• Stated goal 1:
In the listing below, print the lines between the line containing "y-tick-label: 5 (99, 145, 112, 169)" and the line containing "y-tick-label: 4 (99, 210, 112, 234)", inclusive, exactly as they appear.

* * *

However, neither the Commission nor its Judges have the authority to decide the issue of the Constitutionality of the Act.   In Secretary of Labor v. Dreher Pickle Co.,   Similarly, in this case Judge Oringer did not have jurisdiction to decide whether Section 5(a)(1) of the Act is unconstitutional.   Public Utilities Commission v. U.S., 355 U.S. 534 (1958), rehearing denied, 356 U.S. 925 (1958); Engineers Public Service Co. v. SEC, 78 U.S. App. D.C. 199, 138 F.2d 936, 952 (1943); vacated as moot 332 U.S. 788 (1947). See also, 73 C.J.S., Public Administrative Bodies and Procedure, Section 67; 3 Davis, Administrative Law Treatise, Section 20.04.

Accordingly, I concur in the   affirmation of the Judge's opinion but would not adopt his discussion regarding Constitutionality.

  [The Judge's decision referred to herein follows]

ORINGER, JUDGE, OSAHRC: This is a proceeding under Section 10(c) of the Occupational Safety and Health Act of 1970, 29 U.S.C. 651 et seq. (hereinafter referred to as "the Act") to review a citation alleging "serious violation" issued by the Secretary of Labor (hereinafter referred to as "the Secretary"), pursuant to Section 9(a) of the Act, and a proposed assessment of penalties thereon issued pursuant to Section 10(a) of the said Act.

The Secretary issued a citation, dated August 9, 1971, alleging a serious violation of Section 5(a)(1) of the Act to the Respondent REA Express, Inc., (hereinafter referred to as "REA").   The citation related that the Respondent allegedly violated Section 5(a)(1) of Public Law 91-596 (O.S.H.A.) and described the violation as follows: "Place of employment furnished to employees by employer not free from recognized hazards that the causing or are likely to cause death or serious physical harm to his employees." The citation required abatement by August 30, 1971.   The penalty proposed was in the sum of $900.00 and the notification thereof was dated August 9, 1971.   The Respondent served notice of intention to contest the citation and proposed penalty on the Secretary by letter dated August 26, 1971.

* * *

• Stated goal 2:
From the passage on the safety citation case above, output the exact wording between "However, neither the" and "discussion regarding Constitutionality.", inclusive.

* * *

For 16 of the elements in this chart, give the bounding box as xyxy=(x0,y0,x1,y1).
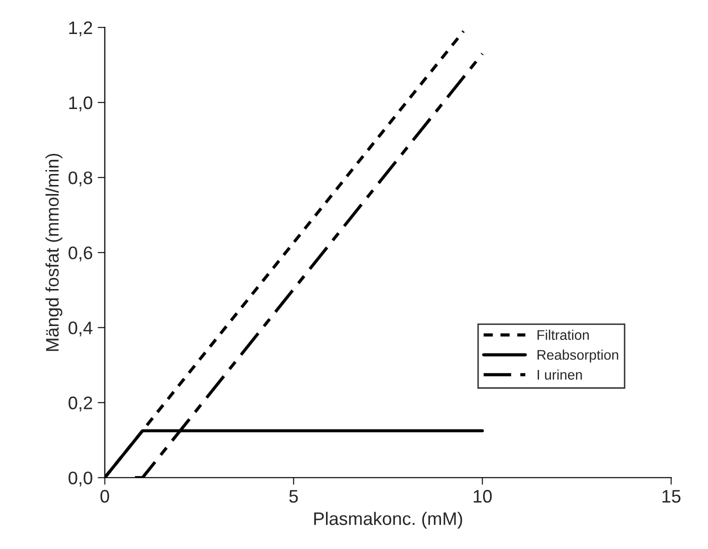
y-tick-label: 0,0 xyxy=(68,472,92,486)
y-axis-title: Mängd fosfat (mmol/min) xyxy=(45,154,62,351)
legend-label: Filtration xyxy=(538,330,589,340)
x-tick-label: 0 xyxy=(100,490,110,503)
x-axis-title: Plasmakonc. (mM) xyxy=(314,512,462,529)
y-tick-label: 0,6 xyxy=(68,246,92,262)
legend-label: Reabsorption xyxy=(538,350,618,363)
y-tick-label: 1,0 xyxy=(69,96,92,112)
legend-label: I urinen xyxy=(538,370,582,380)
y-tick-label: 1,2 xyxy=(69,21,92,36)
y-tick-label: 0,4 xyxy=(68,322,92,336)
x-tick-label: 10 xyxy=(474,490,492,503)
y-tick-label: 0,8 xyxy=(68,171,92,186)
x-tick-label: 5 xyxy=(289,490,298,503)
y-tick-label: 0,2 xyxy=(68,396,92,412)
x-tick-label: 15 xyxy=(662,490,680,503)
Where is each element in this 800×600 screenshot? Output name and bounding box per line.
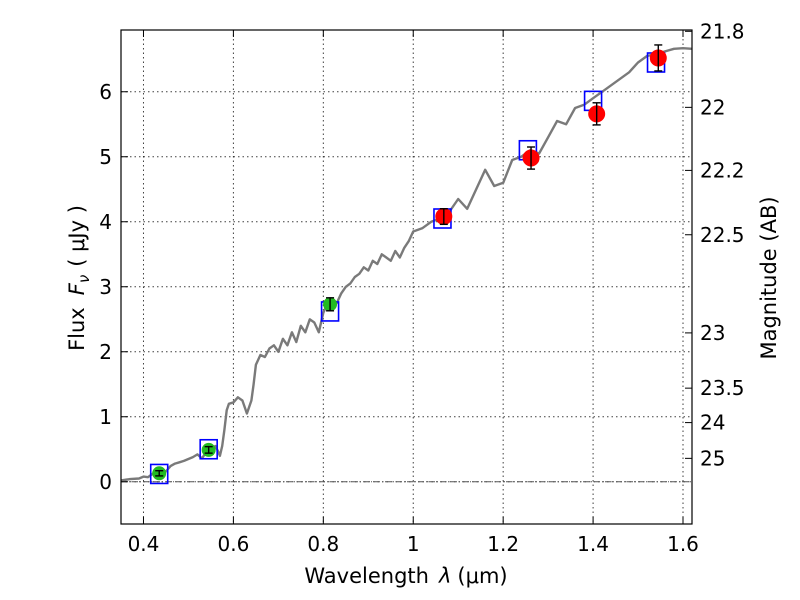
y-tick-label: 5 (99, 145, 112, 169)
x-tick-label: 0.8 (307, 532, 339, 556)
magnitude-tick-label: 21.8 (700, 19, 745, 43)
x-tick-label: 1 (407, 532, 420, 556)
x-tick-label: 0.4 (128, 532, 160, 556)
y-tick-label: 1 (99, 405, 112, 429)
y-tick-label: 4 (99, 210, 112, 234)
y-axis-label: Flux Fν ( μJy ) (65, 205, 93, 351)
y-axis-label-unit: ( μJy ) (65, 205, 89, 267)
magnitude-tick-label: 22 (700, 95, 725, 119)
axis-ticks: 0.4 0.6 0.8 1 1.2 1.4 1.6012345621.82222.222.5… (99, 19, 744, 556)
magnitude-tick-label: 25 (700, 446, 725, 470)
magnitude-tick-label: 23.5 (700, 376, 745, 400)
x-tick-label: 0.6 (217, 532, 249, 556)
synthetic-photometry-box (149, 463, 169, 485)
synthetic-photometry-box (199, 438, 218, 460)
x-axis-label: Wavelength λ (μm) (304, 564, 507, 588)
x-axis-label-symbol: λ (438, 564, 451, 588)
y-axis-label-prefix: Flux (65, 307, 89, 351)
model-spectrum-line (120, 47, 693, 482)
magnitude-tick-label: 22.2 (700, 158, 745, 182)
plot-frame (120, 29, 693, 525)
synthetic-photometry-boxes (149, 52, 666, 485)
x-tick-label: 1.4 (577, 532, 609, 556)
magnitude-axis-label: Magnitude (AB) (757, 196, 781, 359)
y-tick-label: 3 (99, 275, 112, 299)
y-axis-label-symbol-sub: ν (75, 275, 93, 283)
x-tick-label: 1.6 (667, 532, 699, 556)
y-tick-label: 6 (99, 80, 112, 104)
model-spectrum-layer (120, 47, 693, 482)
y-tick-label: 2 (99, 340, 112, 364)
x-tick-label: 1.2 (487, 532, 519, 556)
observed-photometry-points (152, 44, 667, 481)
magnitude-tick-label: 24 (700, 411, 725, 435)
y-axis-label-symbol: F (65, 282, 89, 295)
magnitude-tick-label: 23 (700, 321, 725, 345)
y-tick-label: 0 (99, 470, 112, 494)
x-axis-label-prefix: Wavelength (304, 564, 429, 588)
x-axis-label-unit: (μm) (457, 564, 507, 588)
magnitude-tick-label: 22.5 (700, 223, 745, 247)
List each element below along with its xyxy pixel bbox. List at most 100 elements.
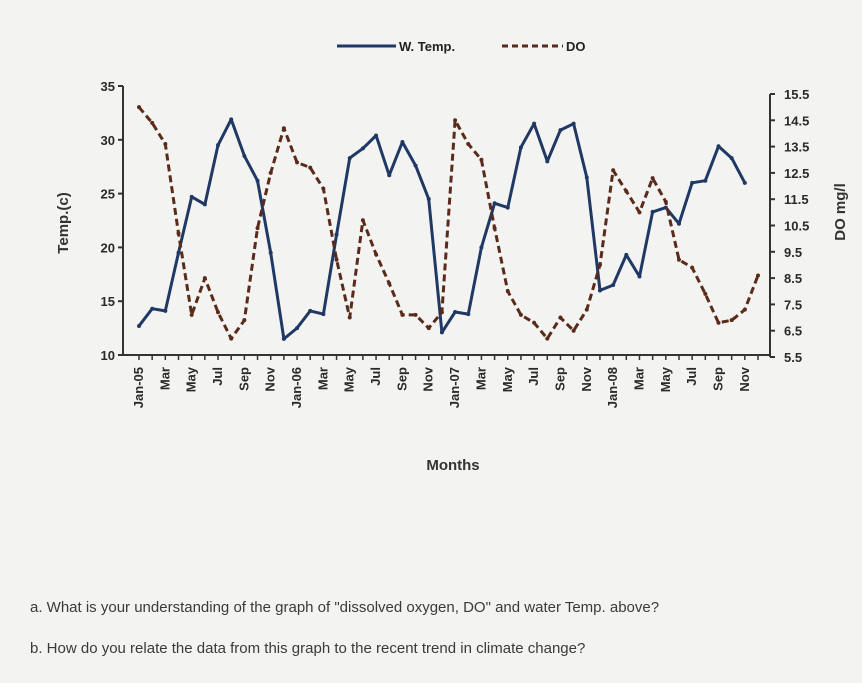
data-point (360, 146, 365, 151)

* * *

• Output 1:
y-tick-label: 5 (99, 145, 112, 169)
x-tick-label: 0.8 (307, 532, 339, 556)
magnitude-tick-label: 21.8 (700, 19, 745, 43)
x-tick-label: 1 (407, 532, 420, 556)
x-tick-label: 0.4 (128, 532, 160, 556)
y-tick-label: 1 (99, 405, 112, 429)
y-tick-label: 4 (99, 210, 112, 234)

• Output 2:
However, neither the Commission nor its Judges have the authority to decide the issue of the Constitutionality of the Act.   In Secretary of Labor v. Dreher Pickle Co.,   Similarly, in this case Judge Oringer did not have jurisdiction to decide whether Section 5(a)(1) of the Act is unconstitutional.   Public Utilities Commission v. U.S., 355 U.S. 534 (1958), rehearing denied, 356 U.S. 925 (1958); Engineers Public Service Co. v. SEC, 78 U.S. App. D.C. 199, 138 F.2d 936, 952 (1943); vacated as moot 332 U.S. 788 (1947). See also, 73 C.J.S., Public Administrative Bodies and Procedure, Section 67; 3 Davis, Administrative Law Treatise, Section 20.04.

Accordingly, I concur in the   affirmation of the Judge's opinion but would not adopt his discussion regarding Constitutionality.